• **Problem to work on**: List each line of the data that holds the word "name".

Dataset excerpt:
########################################

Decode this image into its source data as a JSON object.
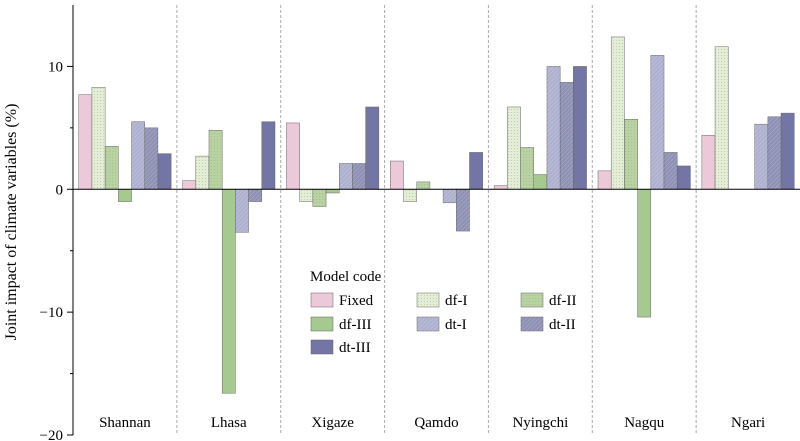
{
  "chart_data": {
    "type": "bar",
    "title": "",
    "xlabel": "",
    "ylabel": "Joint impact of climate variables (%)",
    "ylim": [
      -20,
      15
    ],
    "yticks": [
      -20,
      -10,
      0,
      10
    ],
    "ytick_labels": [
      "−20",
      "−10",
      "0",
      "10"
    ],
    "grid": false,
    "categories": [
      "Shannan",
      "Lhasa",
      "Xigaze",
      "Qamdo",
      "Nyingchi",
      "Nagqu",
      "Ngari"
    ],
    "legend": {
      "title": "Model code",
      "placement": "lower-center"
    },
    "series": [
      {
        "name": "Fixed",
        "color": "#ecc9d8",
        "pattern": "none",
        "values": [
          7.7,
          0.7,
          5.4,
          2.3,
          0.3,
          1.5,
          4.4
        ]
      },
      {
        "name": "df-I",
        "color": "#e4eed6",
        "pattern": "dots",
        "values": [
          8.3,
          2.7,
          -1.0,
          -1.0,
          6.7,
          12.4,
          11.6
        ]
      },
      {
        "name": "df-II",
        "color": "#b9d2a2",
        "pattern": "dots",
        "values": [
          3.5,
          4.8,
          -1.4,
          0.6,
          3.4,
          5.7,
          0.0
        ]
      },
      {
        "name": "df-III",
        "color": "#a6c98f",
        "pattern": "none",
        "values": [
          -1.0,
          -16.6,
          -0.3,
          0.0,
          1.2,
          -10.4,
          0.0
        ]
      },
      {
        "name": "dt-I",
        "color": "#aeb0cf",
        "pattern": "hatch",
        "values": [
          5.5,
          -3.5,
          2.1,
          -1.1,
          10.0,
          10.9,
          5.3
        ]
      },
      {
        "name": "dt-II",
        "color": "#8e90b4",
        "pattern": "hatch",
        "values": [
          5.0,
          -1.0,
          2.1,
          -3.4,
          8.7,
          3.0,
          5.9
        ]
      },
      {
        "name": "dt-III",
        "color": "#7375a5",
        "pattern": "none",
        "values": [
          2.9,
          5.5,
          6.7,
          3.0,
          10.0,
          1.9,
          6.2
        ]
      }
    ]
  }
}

########################################

• **Final answer**:
        "name": "Fixed",
        "name": "df-I",
        "name": "df-II",
        "name": "df-III",
        "name": "dt-I",
        "name": "dt-II",
        "name": "dt-III",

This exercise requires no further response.